:: Entries shown ::

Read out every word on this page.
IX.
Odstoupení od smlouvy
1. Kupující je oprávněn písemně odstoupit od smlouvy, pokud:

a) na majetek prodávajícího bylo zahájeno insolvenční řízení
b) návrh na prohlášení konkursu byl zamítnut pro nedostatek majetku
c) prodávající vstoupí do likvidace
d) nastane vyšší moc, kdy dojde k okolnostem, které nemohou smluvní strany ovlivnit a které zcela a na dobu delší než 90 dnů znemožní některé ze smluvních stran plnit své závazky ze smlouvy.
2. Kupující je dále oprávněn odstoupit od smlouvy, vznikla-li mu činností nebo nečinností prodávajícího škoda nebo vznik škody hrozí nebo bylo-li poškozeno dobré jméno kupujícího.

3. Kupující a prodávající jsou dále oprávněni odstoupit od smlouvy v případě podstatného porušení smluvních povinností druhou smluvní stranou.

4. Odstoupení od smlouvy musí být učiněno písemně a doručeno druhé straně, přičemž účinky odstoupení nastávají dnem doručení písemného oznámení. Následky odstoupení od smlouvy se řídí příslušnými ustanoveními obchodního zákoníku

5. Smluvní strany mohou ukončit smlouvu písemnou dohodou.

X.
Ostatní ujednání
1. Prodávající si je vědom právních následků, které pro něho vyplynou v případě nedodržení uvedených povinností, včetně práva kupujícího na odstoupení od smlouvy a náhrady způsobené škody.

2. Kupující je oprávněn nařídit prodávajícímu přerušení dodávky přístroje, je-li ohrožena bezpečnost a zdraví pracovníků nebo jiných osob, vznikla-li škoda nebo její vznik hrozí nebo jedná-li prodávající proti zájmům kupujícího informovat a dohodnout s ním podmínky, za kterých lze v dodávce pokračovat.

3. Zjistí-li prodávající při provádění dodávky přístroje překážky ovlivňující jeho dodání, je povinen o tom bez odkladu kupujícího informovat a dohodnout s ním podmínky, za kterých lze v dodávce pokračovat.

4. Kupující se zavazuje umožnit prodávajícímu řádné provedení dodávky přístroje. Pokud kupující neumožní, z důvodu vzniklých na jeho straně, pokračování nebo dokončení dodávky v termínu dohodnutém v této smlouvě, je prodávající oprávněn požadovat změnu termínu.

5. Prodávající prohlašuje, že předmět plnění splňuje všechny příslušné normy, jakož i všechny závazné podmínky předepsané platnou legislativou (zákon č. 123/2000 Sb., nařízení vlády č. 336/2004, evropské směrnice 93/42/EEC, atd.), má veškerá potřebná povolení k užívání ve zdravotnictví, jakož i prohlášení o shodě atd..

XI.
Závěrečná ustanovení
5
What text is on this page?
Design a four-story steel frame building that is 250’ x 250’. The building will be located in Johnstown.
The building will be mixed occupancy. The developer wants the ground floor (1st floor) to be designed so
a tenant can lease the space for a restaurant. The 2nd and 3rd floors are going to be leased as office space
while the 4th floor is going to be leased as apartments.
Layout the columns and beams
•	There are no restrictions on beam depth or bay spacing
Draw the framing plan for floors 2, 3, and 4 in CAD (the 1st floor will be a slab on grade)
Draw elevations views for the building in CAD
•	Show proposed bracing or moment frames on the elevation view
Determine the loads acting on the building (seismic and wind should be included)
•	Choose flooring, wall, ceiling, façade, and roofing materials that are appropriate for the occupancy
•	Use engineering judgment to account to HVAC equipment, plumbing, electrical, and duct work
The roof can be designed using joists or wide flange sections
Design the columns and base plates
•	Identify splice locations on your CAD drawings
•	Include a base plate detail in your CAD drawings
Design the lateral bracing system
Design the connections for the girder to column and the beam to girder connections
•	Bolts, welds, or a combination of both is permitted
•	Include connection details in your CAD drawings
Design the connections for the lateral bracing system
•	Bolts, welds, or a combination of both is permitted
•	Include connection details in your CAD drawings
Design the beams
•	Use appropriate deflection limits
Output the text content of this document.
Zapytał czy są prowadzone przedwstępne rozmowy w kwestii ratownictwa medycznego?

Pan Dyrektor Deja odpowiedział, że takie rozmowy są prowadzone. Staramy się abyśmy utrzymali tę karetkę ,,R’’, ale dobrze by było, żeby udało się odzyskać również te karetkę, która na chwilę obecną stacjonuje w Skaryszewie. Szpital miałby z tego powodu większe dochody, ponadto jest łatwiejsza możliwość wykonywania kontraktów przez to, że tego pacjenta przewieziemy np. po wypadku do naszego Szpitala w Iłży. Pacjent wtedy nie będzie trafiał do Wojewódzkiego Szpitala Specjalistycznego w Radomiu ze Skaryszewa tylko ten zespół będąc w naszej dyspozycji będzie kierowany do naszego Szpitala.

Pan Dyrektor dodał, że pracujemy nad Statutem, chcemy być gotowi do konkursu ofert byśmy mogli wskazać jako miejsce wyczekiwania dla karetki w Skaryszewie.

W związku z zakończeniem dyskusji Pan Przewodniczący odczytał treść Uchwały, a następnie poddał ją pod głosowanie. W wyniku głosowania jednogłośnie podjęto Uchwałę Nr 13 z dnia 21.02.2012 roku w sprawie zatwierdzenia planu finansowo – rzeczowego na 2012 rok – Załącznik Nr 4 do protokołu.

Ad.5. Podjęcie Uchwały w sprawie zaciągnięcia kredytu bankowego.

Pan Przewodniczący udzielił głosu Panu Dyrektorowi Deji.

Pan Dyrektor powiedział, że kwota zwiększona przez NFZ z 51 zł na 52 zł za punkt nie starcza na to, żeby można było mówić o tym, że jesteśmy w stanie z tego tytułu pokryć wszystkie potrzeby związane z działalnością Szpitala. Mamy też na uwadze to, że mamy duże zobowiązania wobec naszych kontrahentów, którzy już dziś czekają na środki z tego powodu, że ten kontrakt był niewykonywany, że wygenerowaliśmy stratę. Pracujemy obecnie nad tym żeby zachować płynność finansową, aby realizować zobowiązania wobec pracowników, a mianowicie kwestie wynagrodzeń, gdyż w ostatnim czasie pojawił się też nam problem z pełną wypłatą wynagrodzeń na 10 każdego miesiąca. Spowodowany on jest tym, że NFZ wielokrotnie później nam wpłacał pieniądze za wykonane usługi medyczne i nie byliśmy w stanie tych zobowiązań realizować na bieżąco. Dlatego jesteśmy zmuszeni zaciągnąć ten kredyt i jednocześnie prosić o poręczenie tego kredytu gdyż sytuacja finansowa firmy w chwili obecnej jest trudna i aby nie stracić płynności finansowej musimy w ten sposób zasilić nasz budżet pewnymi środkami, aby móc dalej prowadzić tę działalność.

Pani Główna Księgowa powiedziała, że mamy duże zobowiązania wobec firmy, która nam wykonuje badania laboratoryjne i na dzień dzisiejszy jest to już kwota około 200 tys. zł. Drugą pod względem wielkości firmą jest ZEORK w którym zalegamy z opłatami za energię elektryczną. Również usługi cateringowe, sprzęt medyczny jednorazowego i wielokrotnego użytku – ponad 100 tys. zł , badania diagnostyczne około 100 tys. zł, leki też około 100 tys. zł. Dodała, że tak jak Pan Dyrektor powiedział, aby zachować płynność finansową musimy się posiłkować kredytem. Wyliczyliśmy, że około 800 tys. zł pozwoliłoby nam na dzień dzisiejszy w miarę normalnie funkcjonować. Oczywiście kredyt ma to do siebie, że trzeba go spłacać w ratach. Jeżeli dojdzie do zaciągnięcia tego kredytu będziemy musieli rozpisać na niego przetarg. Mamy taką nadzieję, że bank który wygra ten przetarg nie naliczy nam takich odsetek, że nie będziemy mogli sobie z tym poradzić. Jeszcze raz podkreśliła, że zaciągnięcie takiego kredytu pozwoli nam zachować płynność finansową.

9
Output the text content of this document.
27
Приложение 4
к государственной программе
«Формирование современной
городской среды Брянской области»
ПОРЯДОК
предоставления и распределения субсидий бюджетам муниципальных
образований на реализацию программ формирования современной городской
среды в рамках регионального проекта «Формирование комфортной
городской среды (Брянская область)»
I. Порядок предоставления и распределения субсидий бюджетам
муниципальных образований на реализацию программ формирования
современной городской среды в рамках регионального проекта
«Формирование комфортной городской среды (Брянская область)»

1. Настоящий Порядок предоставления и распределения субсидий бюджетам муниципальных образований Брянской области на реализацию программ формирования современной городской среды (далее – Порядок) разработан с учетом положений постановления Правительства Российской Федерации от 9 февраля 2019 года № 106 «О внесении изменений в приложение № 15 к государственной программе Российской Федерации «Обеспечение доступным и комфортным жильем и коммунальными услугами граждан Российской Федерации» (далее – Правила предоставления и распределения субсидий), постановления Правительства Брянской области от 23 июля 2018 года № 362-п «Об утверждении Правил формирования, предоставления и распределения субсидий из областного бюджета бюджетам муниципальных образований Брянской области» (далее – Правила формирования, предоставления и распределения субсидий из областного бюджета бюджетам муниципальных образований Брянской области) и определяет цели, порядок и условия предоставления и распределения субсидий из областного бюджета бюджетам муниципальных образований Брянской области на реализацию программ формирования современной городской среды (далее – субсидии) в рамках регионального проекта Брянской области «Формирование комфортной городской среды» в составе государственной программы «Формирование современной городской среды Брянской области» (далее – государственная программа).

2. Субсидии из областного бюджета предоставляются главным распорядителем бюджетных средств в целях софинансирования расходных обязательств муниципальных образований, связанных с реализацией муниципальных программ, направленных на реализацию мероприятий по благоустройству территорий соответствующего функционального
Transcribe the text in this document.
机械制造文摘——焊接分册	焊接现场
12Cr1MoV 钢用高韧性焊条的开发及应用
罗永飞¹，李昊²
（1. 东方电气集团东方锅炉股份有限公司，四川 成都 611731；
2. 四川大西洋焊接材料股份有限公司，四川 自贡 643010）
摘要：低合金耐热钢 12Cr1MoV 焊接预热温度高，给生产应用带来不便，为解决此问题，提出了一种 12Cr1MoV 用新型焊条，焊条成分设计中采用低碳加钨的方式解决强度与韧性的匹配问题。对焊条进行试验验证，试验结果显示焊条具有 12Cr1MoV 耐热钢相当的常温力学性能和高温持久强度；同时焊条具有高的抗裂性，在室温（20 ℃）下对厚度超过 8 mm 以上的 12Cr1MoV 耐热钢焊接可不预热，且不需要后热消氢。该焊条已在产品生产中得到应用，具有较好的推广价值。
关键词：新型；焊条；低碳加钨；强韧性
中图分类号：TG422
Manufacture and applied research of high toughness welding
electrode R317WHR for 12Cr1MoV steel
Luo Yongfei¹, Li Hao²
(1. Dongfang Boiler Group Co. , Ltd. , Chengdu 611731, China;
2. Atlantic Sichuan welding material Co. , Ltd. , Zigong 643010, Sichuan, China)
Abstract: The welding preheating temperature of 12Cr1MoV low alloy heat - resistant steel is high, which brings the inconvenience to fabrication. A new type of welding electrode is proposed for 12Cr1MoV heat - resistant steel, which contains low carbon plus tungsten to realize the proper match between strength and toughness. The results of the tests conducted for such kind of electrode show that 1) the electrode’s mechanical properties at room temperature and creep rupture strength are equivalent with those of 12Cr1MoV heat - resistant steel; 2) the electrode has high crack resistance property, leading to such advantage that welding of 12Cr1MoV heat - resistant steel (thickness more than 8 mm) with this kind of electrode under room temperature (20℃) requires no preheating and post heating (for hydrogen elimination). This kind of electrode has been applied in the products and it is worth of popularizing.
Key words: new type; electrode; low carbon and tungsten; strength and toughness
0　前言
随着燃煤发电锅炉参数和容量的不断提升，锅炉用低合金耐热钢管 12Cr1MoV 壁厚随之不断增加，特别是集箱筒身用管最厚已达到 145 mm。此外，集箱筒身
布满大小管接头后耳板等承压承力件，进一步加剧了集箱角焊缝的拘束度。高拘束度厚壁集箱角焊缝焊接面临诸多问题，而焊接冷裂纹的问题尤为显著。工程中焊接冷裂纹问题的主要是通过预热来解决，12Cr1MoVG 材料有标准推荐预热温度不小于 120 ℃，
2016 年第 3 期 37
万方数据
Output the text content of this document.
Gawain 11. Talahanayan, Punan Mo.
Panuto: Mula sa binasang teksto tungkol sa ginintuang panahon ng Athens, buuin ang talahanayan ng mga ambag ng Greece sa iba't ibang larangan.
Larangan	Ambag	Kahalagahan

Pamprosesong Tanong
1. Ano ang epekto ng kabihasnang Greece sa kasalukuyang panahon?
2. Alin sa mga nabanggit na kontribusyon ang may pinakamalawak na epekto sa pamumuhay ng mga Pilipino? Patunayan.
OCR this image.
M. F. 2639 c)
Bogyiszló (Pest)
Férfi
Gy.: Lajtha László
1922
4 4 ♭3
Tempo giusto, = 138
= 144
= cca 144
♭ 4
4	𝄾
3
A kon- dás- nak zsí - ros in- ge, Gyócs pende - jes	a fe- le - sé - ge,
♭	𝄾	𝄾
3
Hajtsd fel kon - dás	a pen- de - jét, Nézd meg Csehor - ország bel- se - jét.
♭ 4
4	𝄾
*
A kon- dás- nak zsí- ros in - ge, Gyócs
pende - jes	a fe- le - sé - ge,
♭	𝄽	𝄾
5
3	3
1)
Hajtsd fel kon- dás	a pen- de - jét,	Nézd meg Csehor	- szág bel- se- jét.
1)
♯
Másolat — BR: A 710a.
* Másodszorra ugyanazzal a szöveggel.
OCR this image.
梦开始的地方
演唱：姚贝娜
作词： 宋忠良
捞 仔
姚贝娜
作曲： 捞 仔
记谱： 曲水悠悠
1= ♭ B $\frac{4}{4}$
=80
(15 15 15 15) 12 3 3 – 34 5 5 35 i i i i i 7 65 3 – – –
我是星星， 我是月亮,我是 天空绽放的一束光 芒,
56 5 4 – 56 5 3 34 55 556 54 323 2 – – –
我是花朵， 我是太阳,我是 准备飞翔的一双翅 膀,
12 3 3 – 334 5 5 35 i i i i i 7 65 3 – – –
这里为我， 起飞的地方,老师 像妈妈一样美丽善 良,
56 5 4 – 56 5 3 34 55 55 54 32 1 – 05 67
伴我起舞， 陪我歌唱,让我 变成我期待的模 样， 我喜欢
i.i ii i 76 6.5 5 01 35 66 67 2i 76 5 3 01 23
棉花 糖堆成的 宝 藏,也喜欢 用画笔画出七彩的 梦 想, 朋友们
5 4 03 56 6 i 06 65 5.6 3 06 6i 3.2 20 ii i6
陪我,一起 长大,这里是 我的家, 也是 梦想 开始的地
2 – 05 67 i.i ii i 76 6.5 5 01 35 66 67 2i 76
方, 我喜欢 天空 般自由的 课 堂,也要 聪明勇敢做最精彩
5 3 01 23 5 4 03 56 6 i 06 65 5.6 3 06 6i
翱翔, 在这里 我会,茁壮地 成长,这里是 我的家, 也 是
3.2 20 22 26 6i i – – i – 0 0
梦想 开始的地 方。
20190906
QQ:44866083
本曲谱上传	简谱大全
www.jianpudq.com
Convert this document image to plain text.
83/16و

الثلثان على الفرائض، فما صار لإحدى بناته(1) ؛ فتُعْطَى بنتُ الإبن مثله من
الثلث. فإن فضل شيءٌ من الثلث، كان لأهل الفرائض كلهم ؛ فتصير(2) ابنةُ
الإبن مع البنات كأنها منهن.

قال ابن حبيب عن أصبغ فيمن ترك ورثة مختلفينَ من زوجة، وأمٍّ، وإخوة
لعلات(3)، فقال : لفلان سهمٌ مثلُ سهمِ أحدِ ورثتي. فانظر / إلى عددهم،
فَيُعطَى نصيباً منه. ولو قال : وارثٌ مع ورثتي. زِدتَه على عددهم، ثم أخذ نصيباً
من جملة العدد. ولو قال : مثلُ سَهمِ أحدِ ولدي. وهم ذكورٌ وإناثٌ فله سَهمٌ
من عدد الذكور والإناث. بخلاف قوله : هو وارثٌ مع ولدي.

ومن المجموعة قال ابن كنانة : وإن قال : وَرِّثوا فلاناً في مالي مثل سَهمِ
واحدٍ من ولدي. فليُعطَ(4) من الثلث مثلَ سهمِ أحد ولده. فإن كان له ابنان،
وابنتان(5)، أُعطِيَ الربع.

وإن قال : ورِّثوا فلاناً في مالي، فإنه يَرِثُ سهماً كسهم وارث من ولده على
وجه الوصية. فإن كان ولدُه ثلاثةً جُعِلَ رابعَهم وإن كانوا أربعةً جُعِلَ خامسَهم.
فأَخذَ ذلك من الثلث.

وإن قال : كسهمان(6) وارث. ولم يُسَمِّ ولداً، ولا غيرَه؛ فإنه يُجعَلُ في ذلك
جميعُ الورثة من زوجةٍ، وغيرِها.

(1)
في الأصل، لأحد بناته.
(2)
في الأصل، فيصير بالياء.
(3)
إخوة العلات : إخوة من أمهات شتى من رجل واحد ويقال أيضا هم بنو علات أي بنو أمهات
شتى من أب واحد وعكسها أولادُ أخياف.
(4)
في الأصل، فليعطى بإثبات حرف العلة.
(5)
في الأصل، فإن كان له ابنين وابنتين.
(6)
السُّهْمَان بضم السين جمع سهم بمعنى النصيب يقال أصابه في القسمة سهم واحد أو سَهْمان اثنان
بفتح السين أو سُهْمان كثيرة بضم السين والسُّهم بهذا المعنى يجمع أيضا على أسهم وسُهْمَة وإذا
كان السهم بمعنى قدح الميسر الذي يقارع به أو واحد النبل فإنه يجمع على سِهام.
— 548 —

:::

> _What you have to do_
Find and copy each line above that includes the string "China".

> _Expected output_
(1. Dongfang Boiler Group Co. , Ltd. , Chengdu 611731, China;
2. Atlantic Sichuan welding material Co. , Ltd. , Zigong 643010, Sichuan, China)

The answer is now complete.